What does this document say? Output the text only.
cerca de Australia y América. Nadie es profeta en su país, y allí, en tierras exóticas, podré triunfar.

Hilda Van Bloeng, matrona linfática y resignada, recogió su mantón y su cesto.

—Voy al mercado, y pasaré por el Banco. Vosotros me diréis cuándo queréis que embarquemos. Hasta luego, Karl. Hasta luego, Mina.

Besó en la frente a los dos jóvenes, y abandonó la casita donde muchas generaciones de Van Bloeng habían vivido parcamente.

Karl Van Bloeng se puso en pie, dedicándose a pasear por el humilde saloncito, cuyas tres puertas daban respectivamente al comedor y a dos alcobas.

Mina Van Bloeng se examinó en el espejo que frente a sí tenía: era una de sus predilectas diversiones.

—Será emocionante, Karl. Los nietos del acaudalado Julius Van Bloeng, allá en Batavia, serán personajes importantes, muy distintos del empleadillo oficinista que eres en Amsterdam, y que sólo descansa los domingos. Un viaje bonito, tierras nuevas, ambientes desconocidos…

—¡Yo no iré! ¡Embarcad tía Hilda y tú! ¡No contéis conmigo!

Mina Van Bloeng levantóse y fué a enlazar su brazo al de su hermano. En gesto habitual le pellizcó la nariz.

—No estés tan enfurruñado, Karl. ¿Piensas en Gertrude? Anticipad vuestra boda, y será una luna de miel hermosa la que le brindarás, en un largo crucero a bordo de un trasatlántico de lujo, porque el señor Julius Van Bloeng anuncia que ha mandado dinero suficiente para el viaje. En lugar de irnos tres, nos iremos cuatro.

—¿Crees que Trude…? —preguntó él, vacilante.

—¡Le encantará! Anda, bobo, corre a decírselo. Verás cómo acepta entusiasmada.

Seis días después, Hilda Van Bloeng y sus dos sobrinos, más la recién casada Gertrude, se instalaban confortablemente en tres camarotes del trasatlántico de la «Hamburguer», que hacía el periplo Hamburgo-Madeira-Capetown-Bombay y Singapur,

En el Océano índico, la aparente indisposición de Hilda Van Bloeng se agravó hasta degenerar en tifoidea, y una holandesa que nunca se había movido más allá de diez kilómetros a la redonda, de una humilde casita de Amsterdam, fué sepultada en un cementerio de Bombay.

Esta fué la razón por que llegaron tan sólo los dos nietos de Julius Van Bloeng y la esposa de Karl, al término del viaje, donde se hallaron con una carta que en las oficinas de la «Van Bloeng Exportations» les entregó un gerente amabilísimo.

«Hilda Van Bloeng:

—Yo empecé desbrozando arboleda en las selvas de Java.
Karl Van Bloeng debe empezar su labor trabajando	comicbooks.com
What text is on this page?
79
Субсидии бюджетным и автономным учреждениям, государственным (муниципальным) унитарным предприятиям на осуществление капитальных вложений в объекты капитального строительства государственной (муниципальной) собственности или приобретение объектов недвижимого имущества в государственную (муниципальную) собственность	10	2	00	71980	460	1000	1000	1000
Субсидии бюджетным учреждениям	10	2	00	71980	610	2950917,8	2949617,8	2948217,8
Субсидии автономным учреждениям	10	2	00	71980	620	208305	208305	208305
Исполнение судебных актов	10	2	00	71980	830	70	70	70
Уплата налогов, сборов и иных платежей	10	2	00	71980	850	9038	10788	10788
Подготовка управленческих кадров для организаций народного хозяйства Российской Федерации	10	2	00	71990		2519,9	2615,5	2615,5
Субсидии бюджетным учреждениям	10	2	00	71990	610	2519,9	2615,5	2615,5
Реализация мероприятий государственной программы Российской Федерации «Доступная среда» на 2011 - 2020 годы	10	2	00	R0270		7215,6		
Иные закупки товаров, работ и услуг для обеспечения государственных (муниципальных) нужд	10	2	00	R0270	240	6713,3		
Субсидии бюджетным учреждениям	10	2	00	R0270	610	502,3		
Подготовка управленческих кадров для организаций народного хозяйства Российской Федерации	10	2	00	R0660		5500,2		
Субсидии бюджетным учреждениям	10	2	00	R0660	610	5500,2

AIM:
Write the listing out again, exactly as shown above.

SOLUTION:
What does this document say? Output the text only.
cerca de Australia y América. Nadie es profeta en su país, y allí, en tierras exóticas, podré triunfar.

Hilda Van Bloeng, matrona linfática y resignada, recogió su mantón y su cesto.

—Voy al mercado, y pasaré por el Banco. Vosotros me diréis cuándo queréis que embarquemos. Hasta luego, Karl. Hasta luego, Mina.

Besó en la frente a los dos jóvenes, y abandonó la casita donde muchas generaciones de Van Bloeng habían vivido parcamente.

Karl Van Bloeng se puso en pie, dedicándose a pasear por el humilde saloncito, cuyas tres puertas daban respectivamente al comedor y a dos alcobas.

Mina Van Bloeng se examinó en el espejo que frente a sí tenía: era una de sus predilectas diversiones.

—Será emocionante, Karl. Los nietos del acaudalado Julius Van Bloeng, allá en Batavia, serán personajes importantes, muy distintos del empleadillo oficinista que eres en Amsterdam, y que sólo descansa los domingos. Un viaje bonito, tierras nuevas, ambientes desconocidos…

—¡Yo no iré! ¡Embarcad tía Hilda y tú! ¡No contéis conmigo!

Mina Van Bloeng levantóse y fué a enlazar su brazo al de su hermano. En gesto habitual le pellizcó la nariz.

—No estés tan enfurruñado, Karl. ¿Piensas en Gertrude? Anticipad vuestra boda, y será una luna de miel hermosa la que le brindarás, en un largo crucero a bordo de un trasatlántico de lujo, porque el señor Julius Van Bloeng anuncia que ha mandado dinero suficiente para el viaje. En lugar de irnos tres, nos iremos cuatro.

—¿Crees que Trude…? —preguntó él, vacilante.

—¡Le encantará! Anda, bobo, corre a decírselo. Verás cómo acepta entusiasmada.

Seis días después, Hilda Van Bloeng y sus dos sobrinos, más la recién casada Gertrude, se instalaban confortablemente en tres camarotes del trasatlántico de la «Hamburguer», que hacía el periplo Hamburgo-Madeira-Capetown-Bombay y Singapur,

En el Océano índico, la aparente indisposición de Hilda Van Bloeng se agravó hasta degenerar en tifoidea, y una holandesa que nunca se había movido más allá de diez kilómetros a la redonda, de una humilde casita de Amsterdam, fué sepultada en un cementerio de Bombay.

Esta fué la razón por que llegaron tan sólo los dos nietos de Julius Van Bloeng y la esposa de Karl, al término del viaje, donde se hallaron con una carta que en las oficinas de la «Van Bloeng Exportations» les entregó un gerente amabilísimo.

«Hilda Van Bloeng:

—Yo empecé desbrozando arboleda en las selvas de Java.
Karl Van Bloeng debe empezar su labor trabajando	comicbooks.com
What text is on this page?
79
Субсидии бюджетным и автономным учреждениям, государственным (муниципальным) унитарным предприятиям на осуществление капитальных вложений в объекты капитального строительства государственной (муниципальной) собственности или приобретение объектов недвижимого имущества в государственную (муниципальную) собственность	10	2	00	71980	460	1000	1000	1000
Субсидии бюджетным учреждениям	10	2	00	71980	610	2950917,8	2949617,8	2948217,8
Субсидии автономным учреждениям	10	2	00	71980	620	208305	208305	208305
Исполнение судебных актов	10	2	00	71980	830	70	70	70
Уплата налогов, сборов и иных платежей	10	2	00	71980	850	9038	10788	10788
Подготовка управленческих кадров для организаций народного хозяйства Российской Федерации	10	2	00	71990		2519,9	2615,5	2615,5
Субсидии бюджетным учреждениям	10	2	00	71990	610	2519,9	2615,5	2615,5
Реализация мероприятий государственной программы Российской Федерации «Доступная среда» на 2011 - 2020 годы	10	2	00	R0270		7215,6		
Иные закупки товаров, работ и услуг для обеспечения государственных (муниципальных) нужд	10	2	00	R0270	240	6713,3		
Субсидии бюджетным учреждениям	10	2	00	R0270	610	502,3		
Подготовка управленческих кадров для организаций народного хозяйства Российской Федерации	10	2	00	R0660		5500,2		
Субсидии бюджетным учреждениям	10	2	00	R0660	610	5500,2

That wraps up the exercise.